_PROBLEM TO SOLVE_. Gather up every line that includes the string "real".

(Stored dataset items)
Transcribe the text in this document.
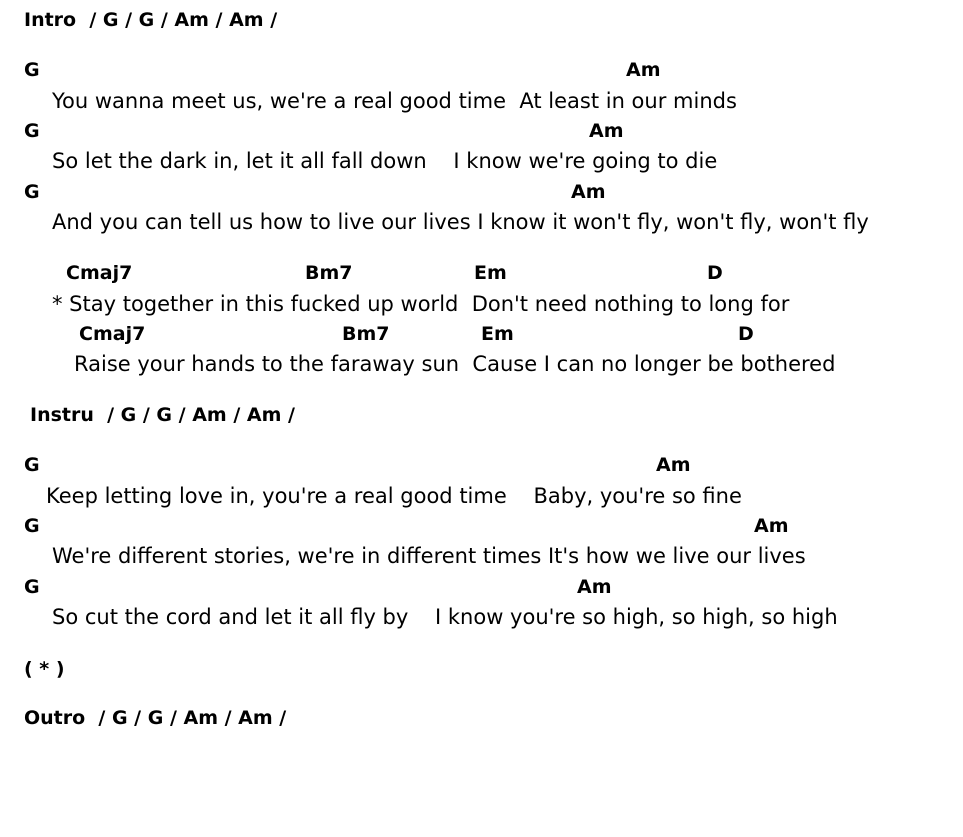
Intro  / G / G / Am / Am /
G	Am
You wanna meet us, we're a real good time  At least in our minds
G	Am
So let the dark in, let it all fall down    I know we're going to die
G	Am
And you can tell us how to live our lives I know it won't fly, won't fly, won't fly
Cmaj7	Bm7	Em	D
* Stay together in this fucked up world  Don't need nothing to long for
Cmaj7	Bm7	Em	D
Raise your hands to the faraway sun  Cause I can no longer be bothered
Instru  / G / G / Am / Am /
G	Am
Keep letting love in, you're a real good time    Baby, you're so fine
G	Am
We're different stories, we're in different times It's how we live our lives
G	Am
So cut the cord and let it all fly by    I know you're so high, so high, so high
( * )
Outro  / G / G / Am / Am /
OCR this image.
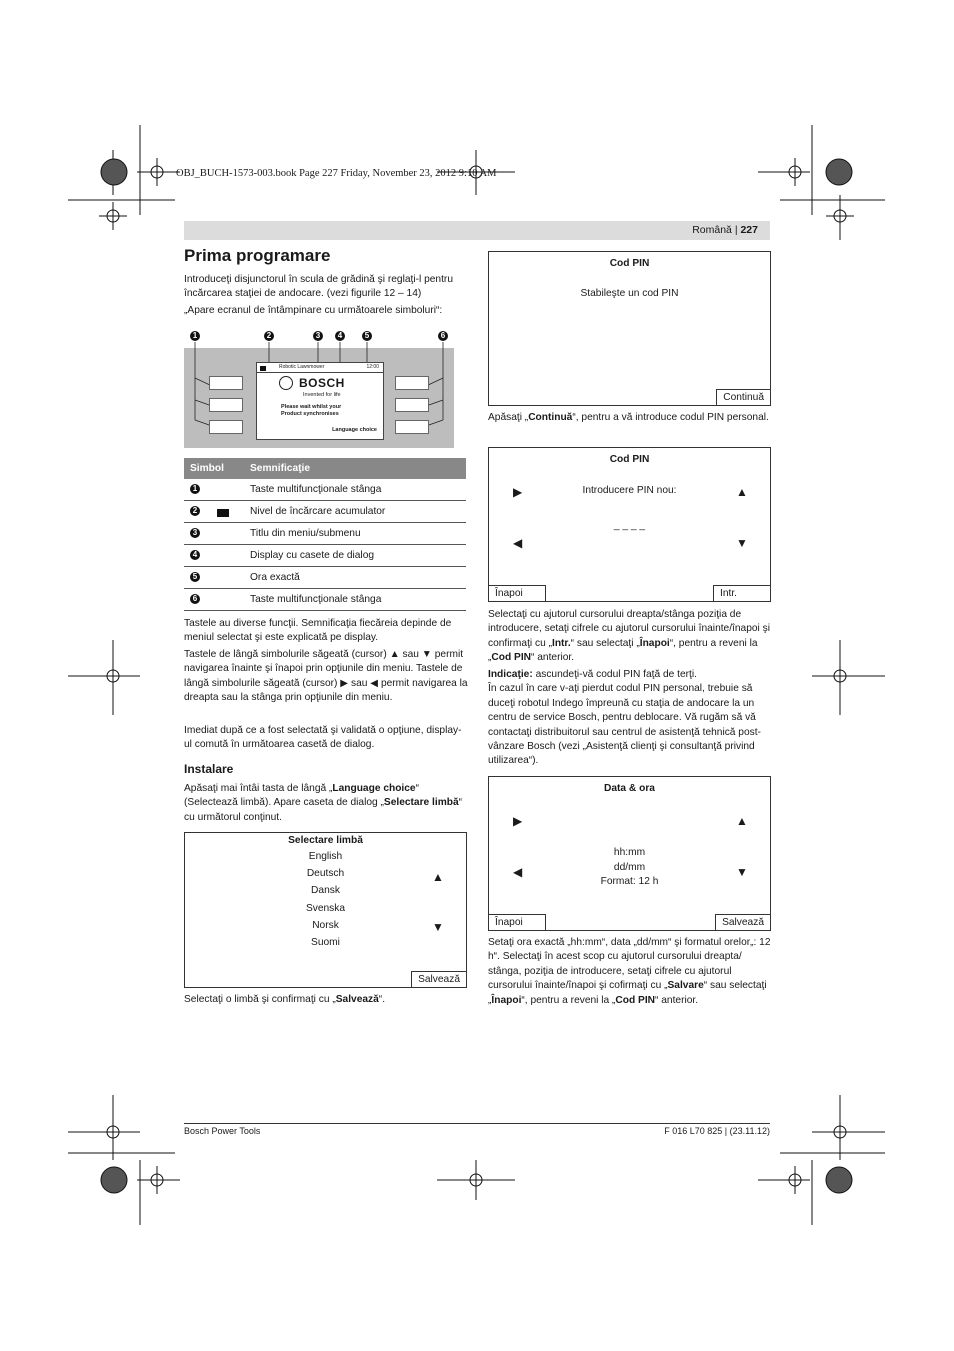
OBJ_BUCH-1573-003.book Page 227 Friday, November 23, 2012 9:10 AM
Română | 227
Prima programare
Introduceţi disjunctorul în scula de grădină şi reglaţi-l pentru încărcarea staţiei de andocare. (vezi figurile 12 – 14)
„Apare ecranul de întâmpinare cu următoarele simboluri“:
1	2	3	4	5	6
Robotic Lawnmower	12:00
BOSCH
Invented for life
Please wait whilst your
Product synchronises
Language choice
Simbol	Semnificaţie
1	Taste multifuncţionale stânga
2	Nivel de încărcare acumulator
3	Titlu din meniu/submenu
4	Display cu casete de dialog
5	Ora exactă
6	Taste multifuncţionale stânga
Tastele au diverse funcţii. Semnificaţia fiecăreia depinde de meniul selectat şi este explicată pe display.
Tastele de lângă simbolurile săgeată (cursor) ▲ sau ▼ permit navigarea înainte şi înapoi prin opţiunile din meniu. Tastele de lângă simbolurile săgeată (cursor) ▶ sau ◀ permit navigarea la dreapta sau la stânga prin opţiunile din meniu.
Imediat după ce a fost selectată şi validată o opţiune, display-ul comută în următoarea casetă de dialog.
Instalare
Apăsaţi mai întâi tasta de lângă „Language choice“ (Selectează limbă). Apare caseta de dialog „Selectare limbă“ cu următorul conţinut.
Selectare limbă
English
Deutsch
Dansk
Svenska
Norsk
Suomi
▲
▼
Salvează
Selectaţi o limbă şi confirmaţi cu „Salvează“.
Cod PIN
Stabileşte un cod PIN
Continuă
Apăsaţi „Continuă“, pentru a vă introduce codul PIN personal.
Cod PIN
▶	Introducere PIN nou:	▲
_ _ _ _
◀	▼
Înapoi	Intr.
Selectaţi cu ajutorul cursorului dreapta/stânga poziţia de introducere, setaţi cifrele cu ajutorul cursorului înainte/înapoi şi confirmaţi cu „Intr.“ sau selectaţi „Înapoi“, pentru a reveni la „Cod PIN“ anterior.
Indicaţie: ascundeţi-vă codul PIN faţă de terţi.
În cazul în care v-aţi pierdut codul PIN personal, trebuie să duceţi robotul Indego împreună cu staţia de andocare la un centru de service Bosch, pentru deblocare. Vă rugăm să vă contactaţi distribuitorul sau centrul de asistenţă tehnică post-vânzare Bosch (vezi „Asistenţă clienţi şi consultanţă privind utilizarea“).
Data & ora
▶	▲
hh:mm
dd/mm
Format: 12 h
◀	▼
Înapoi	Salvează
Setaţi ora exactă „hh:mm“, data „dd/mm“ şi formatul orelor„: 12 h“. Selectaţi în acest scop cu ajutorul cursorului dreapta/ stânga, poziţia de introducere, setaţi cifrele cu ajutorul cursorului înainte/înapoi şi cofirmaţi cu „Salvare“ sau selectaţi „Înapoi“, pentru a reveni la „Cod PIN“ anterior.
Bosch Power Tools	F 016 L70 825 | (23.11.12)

_THE ANSWER_.
You wanna meet us, we're a real good time  At least in our minds
Keep letting love in, you're a real good time    Baby, you're so fine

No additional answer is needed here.